Figure record listings:
####################

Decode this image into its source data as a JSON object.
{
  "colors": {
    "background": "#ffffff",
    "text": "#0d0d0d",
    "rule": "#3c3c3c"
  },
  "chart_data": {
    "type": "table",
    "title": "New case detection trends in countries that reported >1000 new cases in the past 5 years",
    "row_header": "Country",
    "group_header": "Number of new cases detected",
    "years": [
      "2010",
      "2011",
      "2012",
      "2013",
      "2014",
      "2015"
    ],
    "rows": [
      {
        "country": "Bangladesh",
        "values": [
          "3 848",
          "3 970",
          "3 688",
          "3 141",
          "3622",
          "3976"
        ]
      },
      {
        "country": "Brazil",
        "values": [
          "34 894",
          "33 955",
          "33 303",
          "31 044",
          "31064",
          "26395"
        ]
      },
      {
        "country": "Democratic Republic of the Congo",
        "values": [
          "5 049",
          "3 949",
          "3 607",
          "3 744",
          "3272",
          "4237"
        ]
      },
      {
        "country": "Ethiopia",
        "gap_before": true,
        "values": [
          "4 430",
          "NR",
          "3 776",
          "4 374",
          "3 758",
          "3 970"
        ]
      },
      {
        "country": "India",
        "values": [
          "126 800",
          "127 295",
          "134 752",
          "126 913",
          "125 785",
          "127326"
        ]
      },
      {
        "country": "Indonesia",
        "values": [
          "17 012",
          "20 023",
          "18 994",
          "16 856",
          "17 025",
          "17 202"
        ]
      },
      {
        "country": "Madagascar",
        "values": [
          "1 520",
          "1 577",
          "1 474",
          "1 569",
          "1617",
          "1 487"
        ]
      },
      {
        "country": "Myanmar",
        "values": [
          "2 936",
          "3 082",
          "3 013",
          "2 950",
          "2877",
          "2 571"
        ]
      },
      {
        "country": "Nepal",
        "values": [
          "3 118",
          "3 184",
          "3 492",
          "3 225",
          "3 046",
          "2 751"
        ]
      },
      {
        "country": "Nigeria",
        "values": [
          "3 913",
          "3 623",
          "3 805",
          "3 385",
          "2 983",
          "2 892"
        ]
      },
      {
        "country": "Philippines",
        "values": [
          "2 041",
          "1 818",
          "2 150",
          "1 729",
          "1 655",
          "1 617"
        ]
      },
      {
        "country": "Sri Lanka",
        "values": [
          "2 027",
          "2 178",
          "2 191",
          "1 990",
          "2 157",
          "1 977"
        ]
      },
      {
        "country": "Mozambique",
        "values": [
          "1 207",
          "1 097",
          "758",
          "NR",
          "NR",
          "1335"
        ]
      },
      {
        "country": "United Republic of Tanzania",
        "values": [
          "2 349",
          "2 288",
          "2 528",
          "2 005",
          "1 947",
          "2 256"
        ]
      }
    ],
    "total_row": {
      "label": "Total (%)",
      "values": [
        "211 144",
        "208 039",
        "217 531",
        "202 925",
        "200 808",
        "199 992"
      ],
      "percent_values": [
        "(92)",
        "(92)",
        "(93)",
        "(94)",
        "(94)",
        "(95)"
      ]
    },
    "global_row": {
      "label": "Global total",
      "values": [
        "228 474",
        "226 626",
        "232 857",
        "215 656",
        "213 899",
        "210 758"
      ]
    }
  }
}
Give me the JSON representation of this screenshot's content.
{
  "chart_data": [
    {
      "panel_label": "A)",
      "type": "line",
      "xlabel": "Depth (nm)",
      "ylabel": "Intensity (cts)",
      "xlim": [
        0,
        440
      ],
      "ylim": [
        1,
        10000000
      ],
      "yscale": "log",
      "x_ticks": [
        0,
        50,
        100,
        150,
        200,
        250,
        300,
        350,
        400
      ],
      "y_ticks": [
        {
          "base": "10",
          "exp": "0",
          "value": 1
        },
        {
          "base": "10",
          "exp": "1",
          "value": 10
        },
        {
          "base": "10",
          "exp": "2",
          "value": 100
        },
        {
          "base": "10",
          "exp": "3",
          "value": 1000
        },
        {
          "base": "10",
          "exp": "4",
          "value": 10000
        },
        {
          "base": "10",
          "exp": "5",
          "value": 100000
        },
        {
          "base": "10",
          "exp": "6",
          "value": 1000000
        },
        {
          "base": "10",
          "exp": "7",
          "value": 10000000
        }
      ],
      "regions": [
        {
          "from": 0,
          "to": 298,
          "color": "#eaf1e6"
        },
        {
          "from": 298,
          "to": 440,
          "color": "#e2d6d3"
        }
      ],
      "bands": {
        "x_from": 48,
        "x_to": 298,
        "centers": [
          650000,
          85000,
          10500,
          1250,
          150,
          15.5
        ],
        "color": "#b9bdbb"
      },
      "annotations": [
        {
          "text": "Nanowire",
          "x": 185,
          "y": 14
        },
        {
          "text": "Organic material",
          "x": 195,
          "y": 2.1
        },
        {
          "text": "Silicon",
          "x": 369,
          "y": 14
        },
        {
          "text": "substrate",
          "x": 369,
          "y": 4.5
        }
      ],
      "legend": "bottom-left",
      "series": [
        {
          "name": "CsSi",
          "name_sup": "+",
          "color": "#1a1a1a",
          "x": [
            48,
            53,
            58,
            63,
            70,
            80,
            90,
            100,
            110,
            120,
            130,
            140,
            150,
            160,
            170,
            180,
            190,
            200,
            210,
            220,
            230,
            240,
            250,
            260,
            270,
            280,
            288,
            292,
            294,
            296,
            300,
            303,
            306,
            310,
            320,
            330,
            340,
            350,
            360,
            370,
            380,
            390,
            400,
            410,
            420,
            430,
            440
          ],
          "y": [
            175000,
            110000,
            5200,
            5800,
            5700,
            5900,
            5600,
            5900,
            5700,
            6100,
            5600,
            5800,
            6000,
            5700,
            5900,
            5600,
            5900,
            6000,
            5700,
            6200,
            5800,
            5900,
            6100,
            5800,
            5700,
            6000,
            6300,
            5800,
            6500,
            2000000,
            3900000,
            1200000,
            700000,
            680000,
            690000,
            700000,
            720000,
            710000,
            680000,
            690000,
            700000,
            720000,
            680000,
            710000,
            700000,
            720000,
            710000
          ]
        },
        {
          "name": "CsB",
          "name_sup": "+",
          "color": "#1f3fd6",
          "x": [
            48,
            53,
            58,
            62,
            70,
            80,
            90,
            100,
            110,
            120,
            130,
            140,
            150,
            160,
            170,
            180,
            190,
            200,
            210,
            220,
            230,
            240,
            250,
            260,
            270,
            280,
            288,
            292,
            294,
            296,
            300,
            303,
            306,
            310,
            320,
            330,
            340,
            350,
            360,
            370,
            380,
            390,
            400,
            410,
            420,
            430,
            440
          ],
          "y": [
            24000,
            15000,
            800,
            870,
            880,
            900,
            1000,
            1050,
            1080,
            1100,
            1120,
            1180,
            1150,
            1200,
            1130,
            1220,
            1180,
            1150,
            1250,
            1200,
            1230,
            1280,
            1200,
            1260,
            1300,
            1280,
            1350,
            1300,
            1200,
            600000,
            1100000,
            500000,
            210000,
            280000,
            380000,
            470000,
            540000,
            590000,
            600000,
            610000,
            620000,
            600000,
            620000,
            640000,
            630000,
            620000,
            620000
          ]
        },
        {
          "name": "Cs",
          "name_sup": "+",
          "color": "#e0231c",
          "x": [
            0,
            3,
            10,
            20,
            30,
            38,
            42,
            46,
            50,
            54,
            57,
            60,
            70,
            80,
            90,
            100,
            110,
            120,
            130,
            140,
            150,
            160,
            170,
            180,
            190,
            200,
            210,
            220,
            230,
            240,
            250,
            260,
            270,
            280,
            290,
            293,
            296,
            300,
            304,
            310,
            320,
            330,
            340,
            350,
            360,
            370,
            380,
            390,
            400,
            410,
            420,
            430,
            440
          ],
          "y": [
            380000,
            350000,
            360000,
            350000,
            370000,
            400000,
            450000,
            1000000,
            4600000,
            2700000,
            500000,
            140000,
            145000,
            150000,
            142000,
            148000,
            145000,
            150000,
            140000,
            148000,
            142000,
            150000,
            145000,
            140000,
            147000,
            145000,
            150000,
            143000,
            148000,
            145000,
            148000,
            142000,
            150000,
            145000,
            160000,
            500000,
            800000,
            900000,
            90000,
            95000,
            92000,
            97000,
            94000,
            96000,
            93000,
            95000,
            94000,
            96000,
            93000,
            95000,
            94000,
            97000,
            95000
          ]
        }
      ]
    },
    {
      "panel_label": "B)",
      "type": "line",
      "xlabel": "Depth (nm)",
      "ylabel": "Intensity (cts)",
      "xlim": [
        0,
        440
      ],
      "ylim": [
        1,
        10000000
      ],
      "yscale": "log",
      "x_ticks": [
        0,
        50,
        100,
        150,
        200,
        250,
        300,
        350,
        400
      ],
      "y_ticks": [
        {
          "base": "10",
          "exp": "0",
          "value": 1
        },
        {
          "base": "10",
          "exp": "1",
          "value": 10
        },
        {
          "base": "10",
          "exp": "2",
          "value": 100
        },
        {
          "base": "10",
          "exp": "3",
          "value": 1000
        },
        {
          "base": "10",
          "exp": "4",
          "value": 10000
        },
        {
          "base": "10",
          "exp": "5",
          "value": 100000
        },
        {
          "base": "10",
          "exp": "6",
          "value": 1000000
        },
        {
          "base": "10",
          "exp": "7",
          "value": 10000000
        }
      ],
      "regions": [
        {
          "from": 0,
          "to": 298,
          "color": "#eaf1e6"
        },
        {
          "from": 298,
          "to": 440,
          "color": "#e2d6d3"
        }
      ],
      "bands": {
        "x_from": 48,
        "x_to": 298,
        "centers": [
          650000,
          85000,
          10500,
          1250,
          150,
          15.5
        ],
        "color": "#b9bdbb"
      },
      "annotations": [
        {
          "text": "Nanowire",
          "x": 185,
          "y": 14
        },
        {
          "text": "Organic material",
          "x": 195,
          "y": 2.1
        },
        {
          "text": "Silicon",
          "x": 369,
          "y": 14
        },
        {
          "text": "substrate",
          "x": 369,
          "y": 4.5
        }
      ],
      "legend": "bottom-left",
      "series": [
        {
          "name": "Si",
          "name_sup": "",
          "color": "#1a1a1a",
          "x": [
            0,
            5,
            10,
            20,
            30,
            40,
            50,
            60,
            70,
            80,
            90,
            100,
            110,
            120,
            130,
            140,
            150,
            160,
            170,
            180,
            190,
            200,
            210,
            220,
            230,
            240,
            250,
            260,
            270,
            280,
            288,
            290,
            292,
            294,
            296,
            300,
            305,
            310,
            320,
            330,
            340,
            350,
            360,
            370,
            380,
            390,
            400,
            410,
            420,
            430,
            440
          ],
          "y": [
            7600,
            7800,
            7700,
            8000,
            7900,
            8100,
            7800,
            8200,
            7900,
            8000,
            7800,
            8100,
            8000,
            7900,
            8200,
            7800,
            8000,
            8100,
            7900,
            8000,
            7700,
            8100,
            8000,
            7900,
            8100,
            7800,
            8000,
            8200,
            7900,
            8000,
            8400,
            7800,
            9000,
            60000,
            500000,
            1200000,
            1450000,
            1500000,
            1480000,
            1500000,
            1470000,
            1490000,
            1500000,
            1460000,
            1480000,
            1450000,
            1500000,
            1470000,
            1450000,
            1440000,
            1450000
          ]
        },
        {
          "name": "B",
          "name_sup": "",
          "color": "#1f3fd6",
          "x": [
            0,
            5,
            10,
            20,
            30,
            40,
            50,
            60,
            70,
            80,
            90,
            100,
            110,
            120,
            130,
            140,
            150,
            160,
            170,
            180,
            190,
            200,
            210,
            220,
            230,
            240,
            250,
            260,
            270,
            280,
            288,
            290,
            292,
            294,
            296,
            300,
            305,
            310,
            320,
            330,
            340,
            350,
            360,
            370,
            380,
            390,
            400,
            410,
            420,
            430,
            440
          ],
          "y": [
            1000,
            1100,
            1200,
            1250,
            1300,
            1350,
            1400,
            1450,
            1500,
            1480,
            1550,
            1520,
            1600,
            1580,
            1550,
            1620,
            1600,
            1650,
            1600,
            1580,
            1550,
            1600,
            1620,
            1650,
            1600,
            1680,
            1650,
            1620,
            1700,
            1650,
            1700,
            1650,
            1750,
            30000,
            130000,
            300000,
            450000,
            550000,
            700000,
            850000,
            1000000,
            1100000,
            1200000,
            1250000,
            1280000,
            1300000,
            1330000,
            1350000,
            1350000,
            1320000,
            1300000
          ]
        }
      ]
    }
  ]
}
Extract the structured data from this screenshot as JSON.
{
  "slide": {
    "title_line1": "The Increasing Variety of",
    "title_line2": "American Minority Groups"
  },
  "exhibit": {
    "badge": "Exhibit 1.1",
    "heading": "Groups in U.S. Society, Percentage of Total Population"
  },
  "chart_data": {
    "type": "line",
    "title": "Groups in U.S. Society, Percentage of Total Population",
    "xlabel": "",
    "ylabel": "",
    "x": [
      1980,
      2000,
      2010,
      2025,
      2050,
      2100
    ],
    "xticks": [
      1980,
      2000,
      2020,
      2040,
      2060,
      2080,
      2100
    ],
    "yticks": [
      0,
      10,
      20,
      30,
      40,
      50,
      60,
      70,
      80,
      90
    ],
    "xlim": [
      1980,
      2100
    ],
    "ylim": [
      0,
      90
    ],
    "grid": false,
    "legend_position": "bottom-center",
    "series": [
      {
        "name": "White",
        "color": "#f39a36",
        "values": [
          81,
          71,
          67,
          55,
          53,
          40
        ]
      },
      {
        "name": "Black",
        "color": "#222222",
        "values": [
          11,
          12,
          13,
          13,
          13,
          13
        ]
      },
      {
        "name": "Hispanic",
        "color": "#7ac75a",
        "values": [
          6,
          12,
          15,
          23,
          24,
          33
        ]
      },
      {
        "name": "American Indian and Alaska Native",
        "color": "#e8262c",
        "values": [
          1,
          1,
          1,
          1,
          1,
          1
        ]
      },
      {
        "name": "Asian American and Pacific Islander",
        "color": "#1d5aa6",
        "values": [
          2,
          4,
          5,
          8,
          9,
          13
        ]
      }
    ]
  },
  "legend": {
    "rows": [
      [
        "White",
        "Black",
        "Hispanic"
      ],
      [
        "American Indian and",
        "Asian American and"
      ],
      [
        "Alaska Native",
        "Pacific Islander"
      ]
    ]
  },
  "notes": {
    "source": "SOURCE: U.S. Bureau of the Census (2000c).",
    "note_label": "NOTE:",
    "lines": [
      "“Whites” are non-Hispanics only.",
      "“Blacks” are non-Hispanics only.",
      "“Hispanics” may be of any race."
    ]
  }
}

####################

**Objective:** Search the data for "Population" and list every line in which it occurs.

**Result of the task:**
    "heading": "Groups in U.S. Society, Percentage of Total Population"
    "title": "Groups in U.S. Society, Percentage of Total Population",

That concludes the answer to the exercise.